Objective -> Leave out any pictures and transcribe all other data below exactly.

Listing ->

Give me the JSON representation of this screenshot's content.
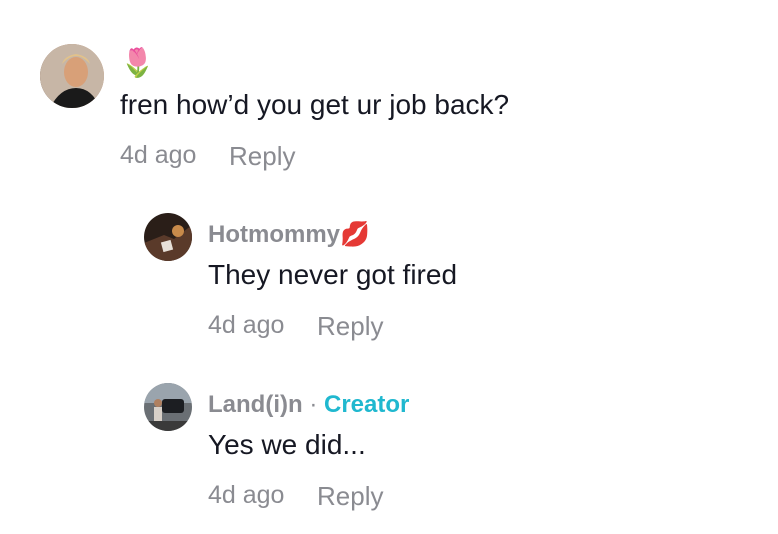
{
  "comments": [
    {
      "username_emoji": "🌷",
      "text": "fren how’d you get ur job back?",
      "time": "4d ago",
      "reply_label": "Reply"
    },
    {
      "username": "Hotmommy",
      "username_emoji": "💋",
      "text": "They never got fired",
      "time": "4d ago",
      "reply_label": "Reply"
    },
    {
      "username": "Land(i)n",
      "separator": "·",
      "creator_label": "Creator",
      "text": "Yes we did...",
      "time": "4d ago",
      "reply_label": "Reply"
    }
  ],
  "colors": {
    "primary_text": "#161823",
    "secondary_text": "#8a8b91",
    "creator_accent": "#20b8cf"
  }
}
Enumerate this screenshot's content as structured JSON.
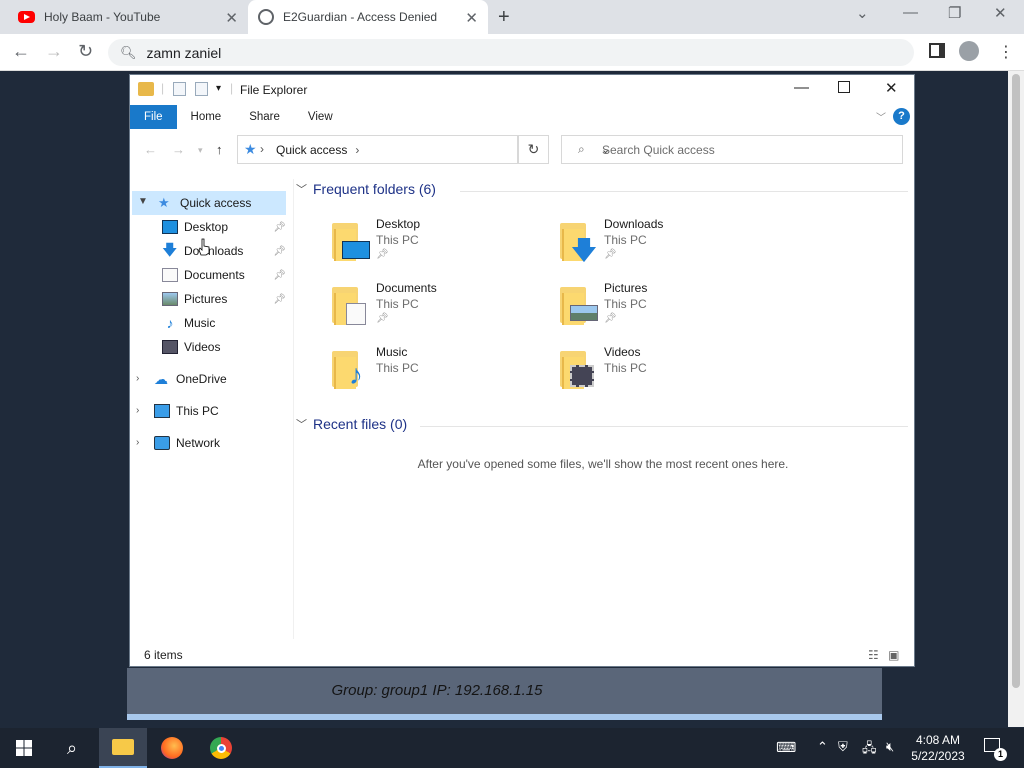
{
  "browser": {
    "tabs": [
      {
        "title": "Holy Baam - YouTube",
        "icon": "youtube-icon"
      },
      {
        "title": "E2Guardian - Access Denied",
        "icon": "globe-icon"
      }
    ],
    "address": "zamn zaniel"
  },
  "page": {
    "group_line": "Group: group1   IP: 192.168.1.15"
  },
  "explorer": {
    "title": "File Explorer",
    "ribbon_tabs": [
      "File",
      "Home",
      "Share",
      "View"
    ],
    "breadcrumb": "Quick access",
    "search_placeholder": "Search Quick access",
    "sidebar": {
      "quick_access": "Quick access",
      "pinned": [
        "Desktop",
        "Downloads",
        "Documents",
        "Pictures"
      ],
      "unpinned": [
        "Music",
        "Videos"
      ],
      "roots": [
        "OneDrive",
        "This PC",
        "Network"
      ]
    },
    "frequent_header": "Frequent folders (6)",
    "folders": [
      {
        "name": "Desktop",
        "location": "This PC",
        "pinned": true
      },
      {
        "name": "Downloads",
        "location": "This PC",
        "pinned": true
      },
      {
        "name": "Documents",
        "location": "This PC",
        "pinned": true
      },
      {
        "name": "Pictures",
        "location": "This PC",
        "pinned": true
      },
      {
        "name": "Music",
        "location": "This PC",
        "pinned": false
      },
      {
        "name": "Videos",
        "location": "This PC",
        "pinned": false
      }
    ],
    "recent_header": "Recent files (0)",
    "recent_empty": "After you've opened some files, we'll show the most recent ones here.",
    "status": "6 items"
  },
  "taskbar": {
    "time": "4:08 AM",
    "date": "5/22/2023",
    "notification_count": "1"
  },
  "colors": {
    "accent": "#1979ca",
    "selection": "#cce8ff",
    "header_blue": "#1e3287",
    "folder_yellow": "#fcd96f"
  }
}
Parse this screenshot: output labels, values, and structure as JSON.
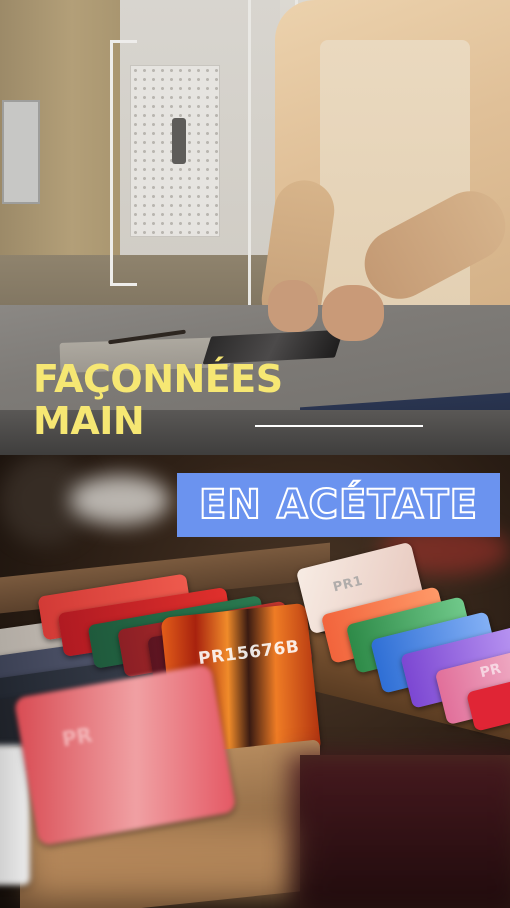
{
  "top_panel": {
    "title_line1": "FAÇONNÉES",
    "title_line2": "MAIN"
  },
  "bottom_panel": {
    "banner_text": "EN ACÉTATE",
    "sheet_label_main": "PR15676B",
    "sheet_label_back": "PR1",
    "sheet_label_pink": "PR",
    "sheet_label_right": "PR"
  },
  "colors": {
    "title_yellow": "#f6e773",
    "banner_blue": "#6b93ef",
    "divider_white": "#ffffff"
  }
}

The output ->
Give me the JSON representation of this screenshot's content.
{
  "comments": [
    {
      "username_emoji": "🌷",
      "text": "fren how’d you get ur job back?",
      "time": "4d ago",
      "reply_label": "Reply"
    },
    {
      "username": "Hotmommy",
      "username_emoji": "💋",
      "text": "They never got fired",
      "time": "4d ago",
      "reply_label": "Reply"
    },
    {
      "username": "Land(i)n",
      "separator": "·",
      "creator_label": "Creator",
      "text": "Yes we did...",
      "time": "4d ago",
      "reply_label": "Reply"
    }
  ],
  "colors": {
    "primary_text": "#161823",
    "secondary_text": "#8a8b91",
    "creator_accent": "#20b8cf"
  }
}
Enumerate this screenshot's content as structured JSON.
{
  "browser": {
    "tabs": [
      {
        "title": "Holy Baam - YouTube",
        "icon": "youtube-icon"
      },
      {
        "title": "E2Guardian - Access Denied",
        "icon": "globe-icon"
      }
    ],
    "address": "zamn zaniel"
  },
  "page": {
    "group_line": "Group: group1   IP: 192.168.1.15"
  },
  "explorer": {
    "title": "File Explorer",
    "ribbon_tabs": [
      "File",
      "Home",
      "Share",
      "View"
    ],
    "breadcrumb": "Quick access",
    "search_placeholder": "Search Quick access",
    "sidebar": {
      "quick_access": "Quick access",
      "pinned": [
        "Desktop",
        "Downloads",
        "Documents",
        "Pictures"
      ],
      "unpinned": [
        "Music",
        "Videos"
      ],
      "roots": [
        "OneDrive",
        "This PC",
        "Network"
      ]
    },
    "frequent_header": "Frequent folders (6)",
    "folders": [
      {
        "name": "Desktop",
        "location": "This PC",
        "pinned": true
      },
      {
        "name": "Downloads",
        "location": "This PC",
        "pinned": true
      },
      {
        "name": "Documents",
        "location": "This PC",
        "pinned": true
      },
      {
        "name": "Pictures",
        "location": "This PC",
        "pinned": true
      },
      {
        "name": "Music",
        "location": "This PC",
        "pinned": false
      },
      {
        "name": "Videos",
        "location": "This PC",
        "pinned": false
      }
    ],
    "recent_header": "Recent files (0)",
    "recent_empty": "After you've opened some files, we'll show the most recent ones here.",
    "status": "6 items"
  },
  "taskbar": {
    "time": "4:08 AM",
    "date": "5/22/2023",
    "notification_count": "1"
  },
  "colors": {
    "accent": "#1979ca",
    "selection": "#cce8ff",
    "header_blue": "#1e3287",
    "folder_yellow": "#fcd96f"
  }
}
Parse this screenshot: output labels, values, and structure as JSON.
{
  "top_panel": {
    "title_line1": "FAÇONNÉES",
    "title_line2": "MAIN"
  },
  "bottom_panel": {
    "banner_text": "EN ACÉTATE",
    "sheet_label_main": "PR15676B",
    "sheet_label_back": "PR1",
    "sheet_label_pink": "PR",
    "sheet_label_right": "PR"
  },
  "colors": {
    "title_yellow": "#f6e773",
    "banner_blue": "#6b93ef",
    "divider_white": "#ffffff"
  }
}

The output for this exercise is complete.